= INSTRUCTIONS FOR THE TASK =
Print every entry exactly as written.

= AVAILABLE RECORDS =
** BEGIN **
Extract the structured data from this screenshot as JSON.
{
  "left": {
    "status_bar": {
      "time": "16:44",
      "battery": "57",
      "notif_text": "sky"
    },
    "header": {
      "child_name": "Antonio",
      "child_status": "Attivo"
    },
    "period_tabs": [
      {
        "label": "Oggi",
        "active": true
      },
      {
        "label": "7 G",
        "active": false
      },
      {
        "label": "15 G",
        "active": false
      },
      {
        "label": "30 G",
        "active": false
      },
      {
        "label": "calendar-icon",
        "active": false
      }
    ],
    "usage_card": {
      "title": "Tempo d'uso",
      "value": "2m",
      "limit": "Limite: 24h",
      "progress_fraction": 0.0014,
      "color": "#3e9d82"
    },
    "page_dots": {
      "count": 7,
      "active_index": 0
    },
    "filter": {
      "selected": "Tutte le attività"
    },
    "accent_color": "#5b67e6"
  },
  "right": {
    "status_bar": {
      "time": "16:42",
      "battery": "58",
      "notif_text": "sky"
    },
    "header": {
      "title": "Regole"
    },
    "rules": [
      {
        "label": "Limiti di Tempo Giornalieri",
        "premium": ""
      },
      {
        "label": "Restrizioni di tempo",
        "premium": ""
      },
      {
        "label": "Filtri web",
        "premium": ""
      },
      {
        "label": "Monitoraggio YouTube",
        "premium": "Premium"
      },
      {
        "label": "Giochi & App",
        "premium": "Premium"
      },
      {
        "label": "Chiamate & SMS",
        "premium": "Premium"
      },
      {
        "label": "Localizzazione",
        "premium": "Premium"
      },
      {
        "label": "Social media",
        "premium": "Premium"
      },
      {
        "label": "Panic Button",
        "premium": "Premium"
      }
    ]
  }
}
** END **
= RESULT =
Extract the structured data from this screenshot as JSON.
{
  "left": {
    "status_bar": {
      "time": "16:44",
      "battery": "57",
      "notif_text": "sky"
    },
    "header": {
      "child_name": "Antonio",
      "child_status": "Attivo"
    },
    "period_tabs": [
      {
        "label": "Oggi",
        "active": true
      },
      {
        "label": "7 G",
        "active": false
      },
      {
        "label": "15 G",
        "active": false
      },
      {
        "label": "30 G",
        "active": false
      },
      {
        "label": "calendar-icon",
        "active": false
      }
    ],
    "usage_card": {
      "title": "Tempo d'uso",
      "value": "2m",
      "limit": "Limite: 24h",
      "progress_fraction": 0.0014,
      "color": "#3e9d82"
    },
    "page_dots": {
      "count": 7,
      "active_index": 0
    },
    "filter": {
      "selected": "Tutte le attività"
    },
    "accent_color": "#5b67e6"
  },
  "right": {
    "status_bar": {
      "time": "16:42",
      "battery": "58",
      "notif_text": "sky"
    },
    "header": {
      "title": "Regole"
    },
    "rules": [
      {
        "label": "Limiti di Tempo Giornalieri",
        "premium": ""
      },
      {
        "label": "Restrizioni di tempo",
        "premium": ""
      },
      {
        "label": "Filtri web",
        "premium": ""
      },
      {
        "label": "Monitoraggio YouTube",
        "premium": "Premium"
      },
      {
        "label": "Giochi & App",
        "premium": "Premium"
      },
      {
        "label": "Chiamate & SMS",
        "premium": "Premium"
      },
      {
        "label": "Localizzazione",
        "premium": "Premium"
      },
      {
        "label": "Social media",
        "premium": "Premium"
      },
      {
        "label": "Panic Button",
        "premium": "Premium"
      }
    ]
  }
}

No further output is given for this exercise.